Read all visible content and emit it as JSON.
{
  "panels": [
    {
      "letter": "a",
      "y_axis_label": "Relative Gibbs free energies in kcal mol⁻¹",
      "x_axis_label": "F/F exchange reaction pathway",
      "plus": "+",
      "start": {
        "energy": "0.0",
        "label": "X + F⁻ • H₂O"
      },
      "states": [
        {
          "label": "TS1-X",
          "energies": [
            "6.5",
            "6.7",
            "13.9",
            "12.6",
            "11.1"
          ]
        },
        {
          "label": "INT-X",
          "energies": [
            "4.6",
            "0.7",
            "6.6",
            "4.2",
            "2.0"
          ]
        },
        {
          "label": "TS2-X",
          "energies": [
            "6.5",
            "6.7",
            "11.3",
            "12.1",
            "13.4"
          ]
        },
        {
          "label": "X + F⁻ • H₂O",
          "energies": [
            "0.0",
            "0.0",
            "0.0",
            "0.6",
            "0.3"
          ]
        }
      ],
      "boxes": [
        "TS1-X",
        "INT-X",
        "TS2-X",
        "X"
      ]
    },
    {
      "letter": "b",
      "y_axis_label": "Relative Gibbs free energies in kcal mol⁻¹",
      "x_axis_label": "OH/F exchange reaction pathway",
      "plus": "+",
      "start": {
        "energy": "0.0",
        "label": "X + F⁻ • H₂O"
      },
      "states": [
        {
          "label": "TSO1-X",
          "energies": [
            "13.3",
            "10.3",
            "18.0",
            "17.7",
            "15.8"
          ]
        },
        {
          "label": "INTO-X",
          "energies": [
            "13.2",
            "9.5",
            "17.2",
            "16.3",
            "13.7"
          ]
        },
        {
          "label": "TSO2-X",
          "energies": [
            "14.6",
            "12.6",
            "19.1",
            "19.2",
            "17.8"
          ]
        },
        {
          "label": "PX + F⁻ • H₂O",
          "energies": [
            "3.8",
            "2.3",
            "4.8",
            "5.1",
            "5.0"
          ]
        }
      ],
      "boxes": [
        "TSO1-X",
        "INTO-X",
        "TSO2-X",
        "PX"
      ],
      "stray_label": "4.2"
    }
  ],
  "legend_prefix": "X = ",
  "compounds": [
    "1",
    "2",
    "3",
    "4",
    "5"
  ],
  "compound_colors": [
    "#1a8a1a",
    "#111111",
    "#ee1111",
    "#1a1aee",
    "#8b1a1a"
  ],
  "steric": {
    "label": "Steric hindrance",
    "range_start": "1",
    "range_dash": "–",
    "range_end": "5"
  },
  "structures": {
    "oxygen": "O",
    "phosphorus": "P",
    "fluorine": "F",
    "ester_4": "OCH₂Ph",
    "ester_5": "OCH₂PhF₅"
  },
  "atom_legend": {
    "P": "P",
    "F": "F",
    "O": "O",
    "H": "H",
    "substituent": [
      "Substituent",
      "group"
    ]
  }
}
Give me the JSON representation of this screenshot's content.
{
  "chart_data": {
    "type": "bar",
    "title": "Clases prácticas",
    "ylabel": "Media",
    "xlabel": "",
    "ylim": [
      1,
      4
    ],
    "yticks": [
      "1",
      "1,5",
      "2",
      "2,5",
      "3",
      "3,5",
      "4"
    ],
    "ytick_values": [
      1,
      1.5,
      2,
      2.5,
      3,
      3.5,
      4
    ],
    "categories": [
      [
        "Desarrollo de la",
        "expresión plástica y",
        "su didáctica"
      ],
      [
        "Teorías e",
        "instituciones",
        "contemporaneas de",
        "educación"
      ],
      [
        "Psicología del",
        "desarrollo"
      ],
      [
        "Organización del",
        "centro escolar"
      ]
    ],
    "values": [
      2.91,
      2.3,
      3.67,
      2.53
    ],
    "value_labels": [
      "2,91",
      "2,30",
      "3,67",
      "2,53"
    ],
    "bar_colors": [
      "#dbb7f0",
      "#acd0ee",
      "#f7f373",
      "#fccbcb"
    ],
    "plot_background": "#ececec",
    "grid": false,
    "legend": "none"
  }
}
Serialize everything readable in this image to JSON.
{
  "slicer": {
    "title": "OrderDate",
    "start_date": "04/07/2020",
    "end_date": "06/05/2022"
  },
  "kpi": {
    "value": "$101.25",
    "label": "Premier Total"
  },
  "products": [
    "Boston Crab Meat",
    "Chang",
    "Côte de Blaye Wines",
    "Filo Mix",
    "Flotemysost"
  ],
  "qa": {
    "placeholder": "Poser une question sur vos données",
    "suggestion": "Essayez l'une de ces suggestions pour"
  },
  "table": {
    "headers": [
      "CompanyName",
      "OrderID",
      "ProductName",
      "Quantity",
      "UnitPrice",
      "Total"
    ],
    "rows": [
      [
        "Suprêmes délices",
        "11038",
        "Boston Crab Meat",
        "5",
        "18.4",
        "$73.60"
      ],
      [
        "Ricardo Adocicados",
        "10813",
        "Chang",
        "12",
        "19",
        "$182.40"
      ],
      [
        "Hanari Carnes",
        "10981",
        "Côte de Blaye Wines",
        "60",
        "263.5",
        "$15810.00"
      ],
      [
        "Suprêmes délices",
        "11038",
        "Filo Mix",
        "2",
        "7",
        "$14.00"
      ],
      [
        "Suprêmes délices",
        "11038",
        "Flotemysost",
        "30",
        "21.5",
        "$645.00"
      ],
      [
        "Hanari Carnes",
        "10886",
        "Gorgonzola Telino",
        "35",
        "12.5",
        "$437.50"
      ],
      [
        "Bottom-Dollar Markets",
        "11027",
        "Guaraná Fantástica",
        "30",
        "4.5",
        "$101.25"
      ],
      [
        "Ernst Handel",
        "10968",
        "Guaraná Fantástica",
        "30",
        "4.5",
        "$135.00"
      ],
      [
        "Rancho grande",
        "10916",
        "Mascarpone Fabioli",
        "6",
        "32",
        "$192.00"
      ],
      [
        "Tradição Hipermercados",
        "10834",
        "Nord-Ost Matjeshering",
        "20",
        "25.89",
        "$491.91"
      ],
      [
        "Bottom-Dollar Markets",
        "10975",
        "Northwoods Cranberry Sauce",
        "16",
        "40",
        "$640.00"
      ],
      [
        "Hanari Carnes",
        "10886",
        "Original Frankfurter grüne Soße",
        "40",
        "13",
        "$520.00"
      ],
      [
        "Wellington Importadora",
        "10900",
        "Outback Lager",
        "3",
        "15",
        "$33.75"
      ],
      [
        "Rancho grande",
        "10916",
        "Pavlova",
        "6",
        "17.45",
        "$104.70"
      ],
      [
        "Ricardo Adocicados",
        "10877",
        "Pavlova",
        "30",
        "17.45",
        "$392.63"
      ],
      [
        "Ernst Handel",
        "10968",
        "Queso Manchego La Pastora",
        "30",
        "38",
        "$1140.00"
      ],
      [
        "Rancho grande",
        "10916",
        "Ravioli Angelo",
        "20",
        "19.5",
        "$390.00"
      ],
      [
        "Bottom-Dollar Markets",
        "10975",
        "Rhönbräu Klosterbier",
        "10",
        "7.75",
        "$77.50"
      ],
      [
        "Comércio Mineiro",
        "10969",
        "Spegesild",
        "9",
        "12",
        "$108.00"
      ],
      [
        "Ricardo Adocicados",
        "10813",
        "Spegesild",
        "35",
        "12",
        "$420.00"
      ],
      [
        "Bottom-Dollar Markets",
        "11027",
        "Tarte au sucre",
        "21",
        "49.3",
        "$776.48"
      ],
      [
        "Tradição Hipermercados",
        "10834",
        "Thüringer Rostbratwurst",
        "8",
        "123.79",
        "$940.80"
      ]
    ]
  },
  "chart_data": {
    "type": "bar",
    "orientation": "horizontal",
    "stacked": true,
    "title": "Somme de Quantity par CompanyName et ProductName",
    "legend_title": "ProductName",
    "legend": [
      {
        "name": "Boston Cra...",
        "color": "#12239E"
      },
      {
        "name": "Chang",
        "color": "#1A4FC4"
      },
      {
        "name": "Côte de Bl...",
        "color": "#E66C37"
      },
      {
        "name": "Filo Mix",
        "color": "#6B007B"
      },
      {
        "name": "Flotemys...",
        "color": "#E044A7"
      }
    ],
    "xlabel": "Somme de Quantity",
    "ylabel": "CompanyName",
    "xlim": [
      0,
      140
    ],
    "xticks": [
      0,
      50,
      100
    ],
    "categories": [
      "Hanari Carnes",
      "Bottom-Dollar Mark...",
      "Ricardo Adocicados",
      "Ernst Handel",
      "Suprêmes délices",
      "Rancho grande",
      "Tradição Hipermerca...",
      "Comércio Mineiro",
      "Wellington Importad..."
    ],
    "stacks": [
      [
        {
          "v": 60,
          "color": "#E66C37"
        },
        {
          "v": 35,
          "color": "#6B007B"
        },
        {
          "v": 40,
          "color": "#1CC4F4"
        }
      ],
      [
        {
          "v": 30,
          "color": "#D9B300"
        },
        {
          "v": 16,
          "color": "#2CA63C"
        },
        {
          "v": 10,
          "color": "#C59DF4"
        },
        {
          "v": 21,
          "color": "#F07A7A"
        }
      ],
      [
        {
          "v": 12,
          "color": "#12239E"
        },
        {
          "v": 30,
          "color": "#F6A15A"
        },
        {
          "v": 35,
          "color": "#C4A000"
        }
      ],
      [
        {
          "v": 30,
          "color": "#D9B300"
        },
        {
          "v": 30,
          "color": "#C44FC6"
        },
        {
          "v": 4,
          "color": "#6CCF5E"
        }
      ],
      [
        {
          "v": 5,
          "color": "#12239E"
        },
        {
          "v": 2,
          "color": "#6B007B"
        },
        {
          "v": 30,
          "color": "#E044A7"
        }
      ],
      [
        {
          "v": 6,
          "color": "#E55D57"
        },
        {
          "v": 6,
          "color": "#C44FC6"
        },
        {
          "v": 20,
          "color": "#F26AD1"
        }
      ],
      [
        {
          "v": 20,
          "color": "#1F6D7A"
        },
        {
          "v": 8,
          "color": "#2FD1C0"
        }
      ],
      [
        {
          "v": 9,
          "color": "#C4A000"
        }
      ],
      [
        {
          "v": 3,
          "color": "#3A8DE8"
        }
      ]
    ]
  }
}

────────────────────

#### [Problem details]
Copy out each line of the listing that holds "Mineiro".

#### [The result]
        "Comércio Mineiro",
      "Comércio Mineiro",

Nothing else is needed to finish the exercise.